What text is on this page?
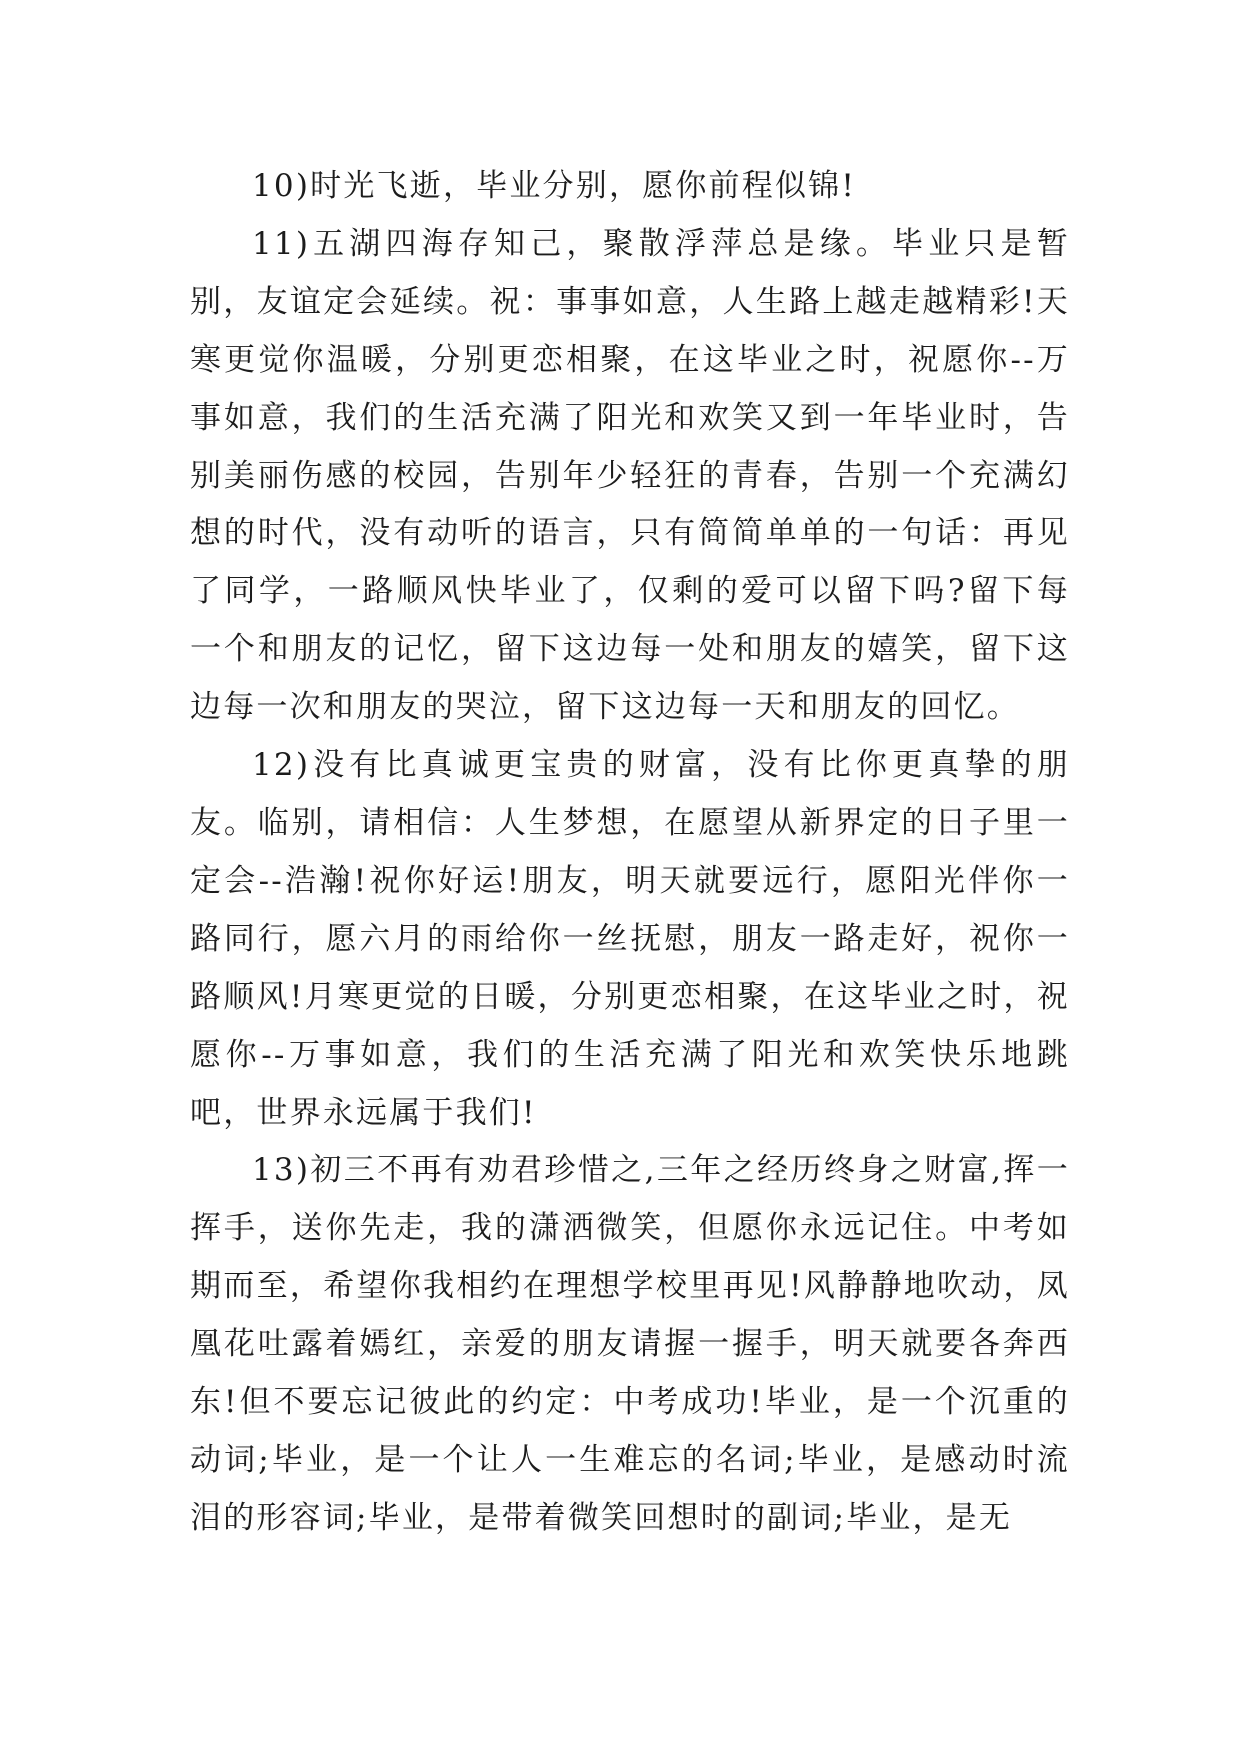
10)时光飞逝，毕业分别，愿你前程似锦!

11)五湖四海存知己，聚散浮萍总是缘。毕业只是暂别，友谊定会延续。祝：事事如意，人生路上越走越精彩!天寒更觉你温暖，分别更恋相聚，在这毕业之时，祝愿你--万事如意，我们的生活充满了阳光和欢笑又到一年毕业时，告别美丽伤感的校园，告别年少轻狂的青春，告别一个充满幻想的时代，没有动听的语言，只有简简单单的一句话：再见了同学，一路顺风快毕业了，仅剩的爱可以留下吗?留下每一个和朋友的记忆，留下这边每一处和朋友的嬉笑，留下这边每一次和朋友的哭泣，留下这边每一天和朋友的回忆。

12)没有比真诚更宝贵的财富，没有比你更真挚的朋友。临别，请相信：人生梦想，在愿望从新界定的日子里一定会--浩瀚!祝你好运!朋友，明天就要远行，愿阳光伴你一路同行，愿六月的雨给你一丝抚慰，朋友一路走好，祝你一路顺风!月寒更觉的日暖，分别更恋相聚，在这毕业之时，祝愿你--万事如意，我们的生活充满了阳光和欢笑快乐地跳吧，世界永远属于我们!

13)初三不再有劝君珍惜之,三年之经历终身之财富,挥一挥手，送你先走，我的潇洒微笑，但愿你永远记住。中考如期而至，希望你我相约在理想学校里再见!风静静地吹动，凤凰花吐露着嫣红，亲爱的朋友请握一握手，明天就要各奔西东!但不要忘记彼此的约定：中考成功!毕业，是一个沉重的动词;毕业，是一个让人一生难忘的名词;毕业，是感动时流泪的形容词;毕业，是带着微笑回想时的副词;毕业，是无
━━━━━━━━━━━━━━━━━━━━━━━━━━━━━━
Repeat all of the data above word for word, minus the pictures.

* OUTPUT BELOW
What text is on this page?
10)时光飞逝，毕业分别，愿你前程似锦!

11)五湖四海存知己，聚散浮萍总是缘。毕业只是暂别，友谊定会延续。祝：事事如意，人生路上越走越精彩!天寒更觉你温暖，分别更恋相聚，在这毕业之时，祝愿你--万事如意，我们的生活充满了阳光和欢笑又到一年毕业时，告别美丽伤感的校园，告别年少轻狂的青春，告别一个充满幻想的时代，没有动听的语言，只有简简单单的一句话：再见了同学，一路顺风快毕业了，仅剩的爱可以留下吗?留下每一个和朋友的记忆，留下这边每一处和朋友的嬉笑，留下这边每一次和朋友的哭泣，留下这边每一天和朋友的回忆。

12)没有比真诚更宝贵的财富，没有比你更真挚的朋友。临别，请相信：人生梦想，在愿望从新界定的日子里一定会--浩瀚!祝你好运!朋友，明天就要远行，愿阳光伴你一路同行，愿六月的雨给你一丝抚慰，朋友一路走好，祝你一路顺风!月寒更觉的日暖，分别更恋相聚，在这毕业之时，祝愿你--万事如意，我们的生活充满了阳光和欢笑快乐地跳吧，世界永远属于我们!

13)初三不再有劝君珍惜之,三年之经历终身之财富,挥一挥手，送你先走，我的潇洒微笑，但愿你永远记住。中考如期而至，希望你我相约在理想学校里再见!风静静地吹动，凤凰花吐露着嫣红，亲爱的朋友请握一握手，明天就要各奔西东!但不要忘记彼此的约定：中考成功!毕业，是一个沉重的动词;毕业，是一个让人一生难忘的名词;毕业，是感动时流泪的形容词;毕业，是带着微笑回想时的副词;毕业，是无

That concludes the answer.